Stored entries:
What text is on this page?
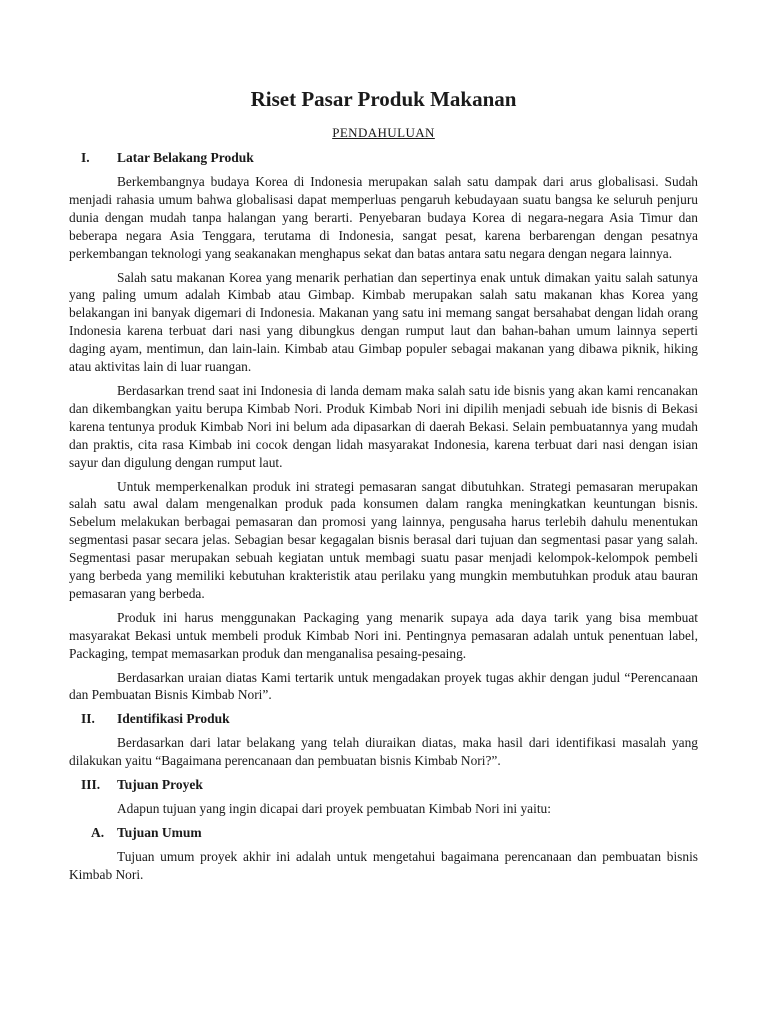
Riset Pasar Produk Makanan
PENDAHULUAN
I.	Latar Belakang Produk

Berkembangnya budaya Korea di Indonesia merupakan salah satu dampak dari arus globalisasi. Sudah menjadi rahasia umum bahwa globalisasi dapat memperluas pengaruh kebudayaan suatu bangsa ke seluruh penjuru dunia dengan mudah tanpa halangan yang berarti. Penyebaran budaya Korea di negara-negara Asia Timur dan beberapa negara Asia Tenggara, terutama di Indonesia, sangat pesat, karena berbarengan dengan pesatnya perkembangan teknologi yang seakanakan menghapus sekat dan batas antara satu negara dengan negara lainnya.

Salah satu makanan Korea yang menarik perhatian dan sepertinya enak untuk dimakan yaitu salah satunya yang paling umum adalah Kimbab atau Gimbap. Kimbab merupakan salah satu makanan khas Korea yang belakangan ini banyak digemari di Indonesia. Makanan yang satu ini memang sangat bersahabat dengan lidah orang Indonesia karena terbuat dari nasi yang dibungkus dengan rumput laut dan bahan-bahan umum lainnya seperti daging ayam, mentimun, dan lain-lain. Kimbab atau Gimbap populer sebagai makanan yang dibawa piknik, hiking atau aktivitas lain di luar ruangan.

Berdasarkan trend saat ini Indonesia di landa demam maka salah satu ide bisnis yang akan kami rencanakan dan dikembangkan yaitu berupa Kimbab Nori. Produk Kimbab Nori ini dipilih menjadi sebuah ide bisnis di Bekasi karena tentunya produk Kimbab Nori ini belum ada dipasarkan di daerah Bekasi. Selain pembuatannya yang mudah dan praktis, cita rasa Kimbab ini cocok dengan lidah masyarakat Indonesia, karena terbuat dari nasi dengan isian sayur dan digulung dengan rumput laut.

Untuk memperkenalkan produk ini strategi pemasaran sangat dibutuhkan. Strategi pemasaran merupakan salah satu awal dalam mengenalkan produk pada konsumen dalam rangka meningkatkan keuntungan bisnis. Sebelum melakukan berbagai pemasaran dan promosi yang lainnya, pengusaha harus terlebih dahulu menentukan segmentasi pasar secara jelas. Sebagian besar kegagalan bisnis berasal dari tujuan dan segmentasi pasar yang salah. Segmentasi pasar merupakan sebuah kegiatan untuk membagi suatu pasar menjadi kelompok-kelompok pembeli yang berbeda yang memiliki kebutuhan krakteristik atau perilaku yang mungkin membutuhkan produk atau bauran pemasaran yang berbeda.

Produk ini harus menggunakan Packaging yang menarik supaya ada daya tarik yang bisa membuat masyarakat Bekasi untuk membeli produk Kimbab Nori ini. Pentingnya pemasaran adalah untuk penentuan label, Packaging, tempat memasarkan produk dan menganalisa pesaing-pesaing.

Berdasarkan uraian diatas Kami tertarik untuk mengadakan proyek tugas akhir dengan judul “Perencanaan dan Pembuatan Bisnis Kimbab Nori”.

II.	Identifikasi Produk

Berdasarkan dari latar belakang yang telah diuraikan diatas, maka hasil dari identifikasi masalah yang dilakukan yaitu “Bagaimana perencanaan dan pembuatan bisnis Kimbab Nori?”.

III.	Tujuan Proyek

Adapun tujuan yang ingin dicapai dari proyek pembuatan Kimbab Nori ini yaitu:

A. Tujuan Umum

Tujuan umum proyek akhir ini adalah untuk mengetahui bagaimana perencanaan dan pembuatan bisnis Kimbab Nori.
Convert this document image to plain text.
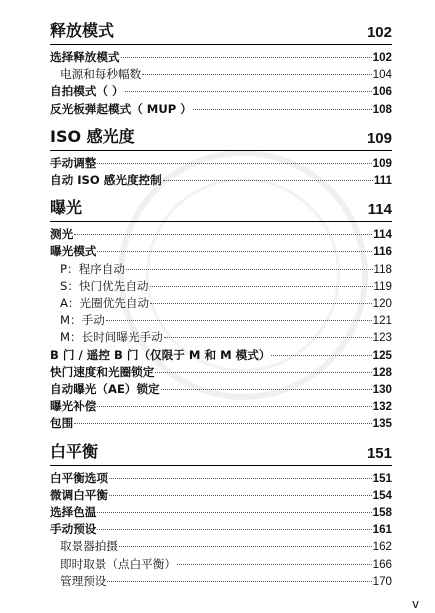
释放模式	102
选择释放模式	102
电源和每秒幅数	104
自拍模式（ ）	106
反光板弹起模式（ MUP ）	108
ISO 感光度	109
手动调整	109
自动 ISO 感光度控制	111
曝光	114
测光	114
曝光模式	116
P：程序自动	118
S：快门优先自动	119
A：光圈优先自动	120
M：手动	121
M：长时间曝光手动	123
B 门 / 遥控 B 门（仅限于 M 和 M 模式）	125
快门速度和光圈锁定	128
自动曝光（AE）锁定	130
曝光补偿	132
包围	135
白平衡	151
白平衡选项	151
微调白平衡	154
选择色温	158
手动预设	161
取景器拍摄	162
即时取景（点白平衡）	166
管理预设	170
v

- Set problem -
Reproduce verbatim every line starting at the line that holds "Convert this document image to plain text." and ending with the final line of the data; omit the pictures.

- Answer -
Convert this document image to plain text.
释放模式	102
选择释放模式	102
电源和每秒幅数	104
自拍模式（ ）	106
反光板弹起模式（ MUP ）	108
ISO 感光度	109
手动调整	109
自动 ISO 感光度控制	111
曝光	114
测光	114
曝光模式	116
P：程序自动	118
S：快门优先自动	119
A：光圈优先自动	120
M：手动	121
M：长时间曝光手动	123
B 门 / 遥控 B 门（仅限于 M 和 M 模式）	125
快门速度和光圈锁定	128
自动曝光（AE）锁定	130
曝光补偿	132
包围	135
白平衡	151
白平衡选项	151
微调白平衡	154
选择色温	158
手动预设	161
取景器拍摄	162
即时取景（点白平衡）	166
管理预设	170
v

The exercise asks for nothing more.